> INSTRUCTIONS FOR THE TASK
Go through the records and give each one again exactly.

> EXTRACTED MATERIAL
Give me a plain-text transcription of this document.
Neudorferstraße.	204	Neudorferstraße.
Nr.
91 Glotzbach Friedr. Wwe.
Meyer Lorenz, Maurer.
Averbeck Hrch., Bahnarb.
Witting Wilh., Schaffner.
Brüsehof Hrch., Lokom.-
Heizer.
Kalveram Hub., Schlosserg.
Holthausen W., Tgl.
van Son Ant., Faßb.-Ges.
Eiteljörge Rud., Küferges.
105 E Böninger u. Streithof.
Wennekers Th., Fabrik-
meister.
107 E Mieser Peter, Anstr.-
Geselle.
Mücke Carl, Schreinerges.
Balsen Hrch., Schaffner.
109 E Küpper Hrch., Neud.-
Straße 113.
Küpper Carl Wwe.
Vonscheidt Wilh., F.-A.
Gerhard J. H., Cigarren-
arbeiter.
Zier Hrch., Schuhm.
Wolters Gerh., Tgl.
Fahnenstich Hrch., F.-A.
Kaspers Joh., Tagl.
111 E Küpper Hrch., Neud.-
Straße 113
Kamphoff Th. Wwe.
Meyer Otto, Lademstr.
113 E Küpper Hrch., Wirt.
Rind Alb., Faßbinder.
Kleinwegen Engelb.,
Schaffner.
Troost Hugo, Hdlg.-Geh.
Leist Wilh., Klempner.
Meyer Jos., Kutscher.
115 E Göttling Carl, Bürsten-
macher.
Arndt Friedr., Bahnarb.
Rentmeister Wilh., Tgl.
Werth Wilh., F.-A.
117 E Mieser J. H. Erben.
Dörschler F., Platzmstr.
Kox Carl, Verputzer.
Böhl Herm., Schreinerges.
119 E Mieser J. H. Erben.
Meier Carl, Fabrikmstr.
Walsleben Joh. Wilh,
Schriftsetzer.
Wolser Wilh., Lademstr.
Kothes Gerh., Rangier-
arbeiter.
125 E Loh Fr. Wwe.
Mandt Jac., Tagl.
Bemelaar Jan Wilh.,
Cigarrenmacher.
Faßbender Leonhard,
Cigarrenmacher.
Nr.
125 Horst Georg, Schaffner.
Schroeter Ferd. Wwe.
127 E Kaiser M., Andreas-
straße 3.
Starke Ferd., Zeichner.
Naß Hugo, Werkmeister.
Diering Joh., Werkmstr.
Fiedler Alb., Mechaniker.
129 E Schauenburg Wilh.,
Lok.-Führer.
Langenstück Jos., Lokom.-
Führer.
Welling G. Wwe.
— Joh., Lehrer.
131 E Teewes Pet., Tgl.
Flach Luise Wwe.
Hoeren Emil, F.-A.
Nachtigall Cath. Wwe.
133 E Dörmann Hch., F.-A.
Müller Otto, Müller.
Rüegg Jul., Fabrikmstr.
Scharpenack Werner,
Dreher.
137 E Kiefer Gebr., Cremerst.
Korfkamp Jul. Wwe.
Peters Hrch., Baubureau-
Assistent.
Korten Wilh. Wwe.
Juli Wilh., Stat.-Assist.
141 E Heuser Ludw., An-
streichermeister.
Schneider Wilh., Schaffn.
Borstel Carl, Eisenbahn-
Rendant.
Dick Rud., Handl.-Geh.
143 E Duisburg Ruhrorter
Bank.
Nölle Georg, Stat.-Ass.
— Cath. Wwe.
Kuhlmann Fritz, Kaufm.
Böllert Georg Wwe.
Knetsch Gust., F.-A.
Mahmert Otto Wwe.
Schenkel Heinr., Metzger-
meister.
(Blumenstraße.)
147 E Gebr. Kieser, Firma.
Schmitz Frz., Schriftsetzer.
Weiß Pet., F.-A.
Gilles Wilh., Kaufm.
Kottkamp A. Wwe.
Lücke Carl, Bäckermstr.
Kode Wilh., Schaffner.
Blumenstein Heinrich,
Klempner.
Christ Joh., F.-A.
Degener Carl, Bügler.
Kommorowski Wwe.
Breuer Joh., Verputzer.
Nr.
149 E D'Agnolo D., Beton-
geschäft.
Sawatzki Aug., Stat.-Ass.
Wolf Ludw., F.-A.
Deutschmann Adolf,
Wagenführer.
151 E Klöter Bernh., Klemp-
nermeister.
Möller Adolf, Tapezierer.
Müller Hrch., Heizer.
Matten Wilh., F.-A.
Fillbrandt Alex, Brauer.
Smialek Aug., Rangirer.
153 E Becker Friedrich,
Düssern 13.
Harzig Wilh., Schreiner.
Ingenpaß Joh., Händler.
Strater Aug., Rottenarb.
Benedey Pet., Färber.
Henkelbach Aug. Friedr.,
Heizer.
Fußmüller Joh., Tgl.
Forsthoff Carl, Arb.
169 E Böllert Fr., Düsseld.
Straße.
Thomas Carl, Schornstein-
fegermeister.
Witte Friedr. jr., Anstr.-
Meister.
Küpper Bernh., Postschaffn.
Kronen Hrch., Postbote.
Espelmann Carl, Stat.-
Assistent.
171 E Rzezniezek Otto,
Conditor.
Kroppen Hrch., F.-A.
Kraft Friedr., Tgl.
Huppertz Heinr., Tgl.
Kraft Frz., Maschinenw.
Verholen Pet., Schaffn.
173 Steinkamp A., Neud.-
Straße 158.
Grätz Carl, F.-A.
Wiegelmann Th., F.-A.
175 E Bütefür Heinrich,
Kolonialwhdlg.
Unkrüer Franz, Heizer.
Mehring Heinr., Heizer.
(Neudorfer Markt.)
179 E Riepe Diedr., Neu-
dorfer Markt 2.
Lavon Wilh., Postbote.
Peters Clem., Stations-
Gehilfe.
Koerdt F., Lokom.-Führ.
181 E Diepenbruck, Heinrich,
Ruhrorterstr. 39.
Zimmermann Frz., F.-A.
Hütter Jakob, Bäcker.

> FINAL ANSWER
Give me a plain-text transcription of this document.
Neudorferstraße.	204	Neudorferstraße.
Nr.
91 Glotzbach Friedr. Wwe.
Meyer Lorenz, Maurer.
Averbeck Hrch., Bahnarb.
Witting Wilh., Schaffner.
Brüsehof Hrch., Lokom.-
Heizer.
Kalveram Hub., Schlosserg.
Holthausen W., Tgl.
van Son Ant., Faßb.-Ges.
Eiteljörge Rud., Küferges.
105 E Böninger u. Streithof.
Wennekers Th., Fabrik-
meister.
107 E Mieser Peter, Anstr.-
Geselle.
Mücke Carl, Schreinerges.
Balsen Hrch., Schaffner.
109 E Küpper Hrch., Neud.-
Straße 113.
Küpper Carl Wwe.
Vonscheidt Wilh., F.-A.
Gerhard J. H., Cigarren-
arbeiter.
Zier Hrch., Schuhm.
Wolters Gerh., Tgl.
Fahnenstich Hrch., F.-A.
Kaspers Joh., Tagl.
111 E Küpper Hrch., Neud.-
Straße 113
Kamphoff Th. Wwe.
Meyer Otto, Lademstr.
113 E Küpper Hrch., Wirt.
Rind Alb., Faßbinder.
Kleinwegen Engelb.,
Schaffner.
Troost Hugo, Hdlg.-Geh.
Leist Wilh., Klempner.
Meyer Jos., Kutscher.
115 E Göttling Carl, Bürsten-
macher.
Arndt Friedr., Bahnarb.
Rentmeister Wilh., Tgl.
Werth Wilh., F.-A.
117 E Mieser J. H. Erben.
Dörschler F., Platzmstr.
Kox Carl, Verputzer.
Böhl Herm., Schreinerges.
119 E Mieser J. H. Erben.
Meier Carl, Fabrikmstr.
Walsleben Joh. Wilh,
Schriftsetzer.
Wolser Wilh., Lademstr.
Kothes Gerh., Rangier-
arbeiter.
125 E Loh Fr. Wwe.
Mandt Jac., Tagl.
Bemelaar Jan Wilh.,
Cigarrenmacher.
Faßbender Leonhard,
Cigarrenmacher.
Nr.
125 Horst Georg, Schaffner.
Schroeter Ferd. Wwe.
127 E Kaiser M., Andreas-
straße 3.
Starke Ferd., Zeichner.
Naß Hugo, Werkmeister.
Diering Joh., Werkmstr.
Fiedler Alb., Mechaniker.
129 E Schauenburg Wilh.,
Lok.-Führer.
Langenstück Jos., Lokom.-
Führer.
Welling G. Wwe.
— Joh., Lehrer.
131 E Teewes Pet., Tgl.
Flach Luise Wwe.
Hoeren Emil, F.-A.
Nachtigall Cath. Wwe.
133 E Dörmann Hch., F.-A.
Müller Otto, Müller.
Rüegg Jul., Fabrikmstr.
Scharpenack Werner,
Dreher.
137 E Kiefer Gebr., Cremerst.
Korfkamp Jul. Wwe.
Peters Hrch., Baubureau-
Assistent.
Korten Wilh. Wwe.
Juli Wilh., Stat.-Assist.
141 E Heuser Ludw., An-
streichermeister.
Schneider Wilh., Schaffn.
Borstel Carl, Eisenbahn-
Rendant.
Dick Rud., Handl.-Geh.
143 E Duisburg Ruhrorter
Bank.
Nölle Georg, Stat.-Ass.
— Cath. Wwe.
Kuhlmann Fritz, Kaufm.
Böllert Georg Wwe.
Knetsch Gust., F.-A.
Mahmert Otto Wwe.
Schenkel Heinr., Metzger-
meister.
(Blumenstraße.)
147 E Gebr. Kieser, Firma.
Schmitz Frz., Schriftsetzer.
Weiß Pet., F.-A.
Gilles Wilh., Kaufm.
Kottkamp A. Wwe.
Lücke Carl, Bäckermstr.
Kode Wilh., Schaffner.
Blumenstein Heinrich,
Klempner.
Christ Joh., F.-A.
Degener Carl, Bügler.
Kommorowski Wwe.
Breuer Joh., Verputzer.
Nr.
149 E D'Agnolo D., Beton-
geschäft.
Sawatzki Aug., Stat.-Ass.
Wolf Ludw., F.-A.
Deutschmann Adolf,
Wagenführer.
151 E Klöter Bernh., Klemp-
nermeister.
Möller Adolf, Tapezierer.
Müller Hrch., Heizer.
Matten Wilh., F.-A.
Fillbrandt Alex, Brauer.
Smialek Aug., Rangirer.
153 E Becker Friedrich,
Düssern 13.
Harzig Wilh., Schreiner.
Ingenpaß Joh., Händler.
Strater Aug., Rottenarb.
Benedey Pet., Färber.
Henkelbach Aug. Friedr.,
Heizer.
Fußmüller Joh., Tgl.
Forsthoff Carl, Arb.
169 E Böllert Fr., Düsseld.
Straße.
Thomas Carl, Schornstein-
fegermeister.
Witte Friedr. jr., Anstr.-
Meister.
Küpper Bernh., Postschaffn.
Kronen Hrch., Postbote.
Espelmann Carl, Stat.-
Assistent.
171 E Rzezniezek Otto,
Conditor.
Kroppen Hrch., F.-A.
Kraft Friedr., Tgl.
Huppertz Heinr., Tgl.
Kraft Frz., Maschinenw.
Verholen Pet., Schaffn.
173 Steinkamp A., Neud.-
Straße 158.
Grätz Carl, F.-A.
Wiegelmann Th., F.-A.
175 E Bütefür Heinrich,
Kolonialwhdlg.
Unkrüer Franz, Heizer.
Mehring Heinr., Heizer.
(Neudorfer Markt.)
179 E Riepe Diedr., Neu-
dorfer Markt 2.
Lavon Wilh., Postbote.
Peters Clem., Stations-
Gehilfe.
Koerdt F., Lokom.-Führ.
181 E Diepenbruck, Heinrich,
Ruhrorterstr. 39.
Zimmermann Frz., F.-A.
Hütter Jakob, Bäcker.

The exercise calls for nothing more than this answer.